-- Start --
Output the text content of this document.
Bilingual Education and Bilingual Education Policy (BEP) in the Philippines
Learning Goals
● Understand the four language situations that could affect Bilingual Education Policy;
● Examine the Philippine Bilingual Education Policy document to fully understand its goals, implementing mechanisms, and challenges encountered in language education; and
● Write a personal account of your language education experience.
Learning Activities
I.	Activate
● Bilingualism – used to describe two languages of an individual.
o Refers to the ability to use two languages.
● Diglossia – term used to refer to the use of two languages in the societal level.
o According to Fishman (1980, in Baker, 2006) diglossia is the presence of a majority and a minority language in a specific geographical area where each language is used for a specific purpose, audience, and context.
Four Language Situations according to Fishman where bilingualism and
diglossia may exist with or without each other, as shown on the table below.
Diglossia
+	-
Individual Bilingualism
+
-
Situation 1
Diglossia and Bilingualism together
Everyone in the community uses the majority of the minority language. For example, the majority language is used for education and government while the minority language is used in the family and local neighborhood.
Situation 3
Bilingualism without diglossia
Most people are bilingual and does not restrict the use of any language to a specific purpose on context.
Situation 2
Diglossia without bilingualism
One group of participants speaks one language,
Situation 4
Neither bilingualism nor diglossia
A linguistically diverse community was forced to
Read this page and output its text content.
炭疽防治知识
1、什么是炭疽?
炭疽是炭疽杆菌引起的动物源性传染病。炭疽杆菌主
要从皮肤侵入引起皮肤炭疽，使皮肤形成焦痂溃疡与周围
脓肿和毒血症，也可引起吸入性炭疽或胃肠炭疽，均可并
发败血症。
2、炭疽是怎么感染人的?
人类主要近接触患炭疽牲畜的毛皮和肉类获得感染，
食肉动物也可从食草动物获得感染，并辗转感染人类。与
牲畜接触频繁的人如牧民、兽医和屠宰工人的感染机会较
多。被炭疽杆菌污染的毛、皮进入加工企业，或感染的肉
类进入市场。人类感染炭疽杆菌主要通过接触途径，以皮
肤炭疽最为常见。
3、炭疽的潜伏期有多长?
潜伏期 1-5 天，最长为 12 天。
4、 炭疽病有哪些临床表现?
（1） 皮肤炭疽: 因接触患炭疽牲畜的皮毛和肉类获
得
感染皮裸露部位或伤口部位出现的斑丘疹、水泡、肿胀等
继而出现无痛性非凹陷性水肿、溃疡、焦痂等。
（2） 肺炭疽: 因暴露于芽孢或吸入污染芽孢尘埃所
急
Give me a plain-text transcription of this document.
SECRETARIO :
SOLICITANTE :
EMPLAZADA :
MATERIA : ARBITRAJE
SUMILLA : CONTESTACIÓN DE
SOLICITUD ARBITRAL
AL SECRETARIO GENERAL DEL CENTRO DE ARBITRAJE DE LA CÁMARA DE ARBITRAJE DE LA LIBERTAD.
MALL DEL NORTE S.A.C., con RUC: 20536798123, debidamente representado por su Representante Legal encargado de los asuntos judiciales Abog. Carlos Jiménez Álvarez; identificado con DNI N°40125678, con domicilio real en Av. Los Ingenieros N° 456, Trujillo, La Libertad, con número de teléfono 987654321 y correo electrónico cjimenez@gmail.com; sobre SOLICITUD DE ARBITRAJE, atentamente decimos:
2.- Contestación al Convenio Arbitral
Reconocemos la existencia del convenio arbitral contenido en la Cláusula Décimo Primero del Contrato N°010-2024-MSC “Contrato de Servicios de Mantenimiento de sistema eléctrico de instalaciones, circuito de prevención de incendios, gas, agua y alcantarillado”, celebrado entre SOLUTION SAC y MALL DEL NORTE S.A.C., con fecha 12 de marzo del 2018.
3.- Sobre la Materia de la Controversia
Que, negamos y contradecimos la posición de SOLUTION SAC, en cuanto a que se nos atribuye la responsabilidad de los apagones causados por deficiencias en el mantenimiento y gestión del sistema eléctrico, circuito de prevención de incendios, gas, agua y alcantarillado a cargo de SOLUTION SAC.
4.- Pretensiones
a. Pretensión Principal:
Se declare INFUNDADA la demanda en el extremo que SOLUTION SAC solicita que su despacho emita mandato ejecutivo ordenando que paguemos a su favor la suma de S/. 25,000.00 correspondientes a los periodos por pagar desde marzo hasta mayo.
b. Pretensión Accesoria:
-- End --
Exercise prompt:
Read the lines above. Gather those in which the string "Fishman" is found.

Output of the exercise:
o According to Fishman (1980, in Baker, 2006) diglossia is the presence of a majority and a minority language in a specific geographical area where each language is used for a specific purpose, audience, and context.
Four Language Situations according to Fishman where bilingualism and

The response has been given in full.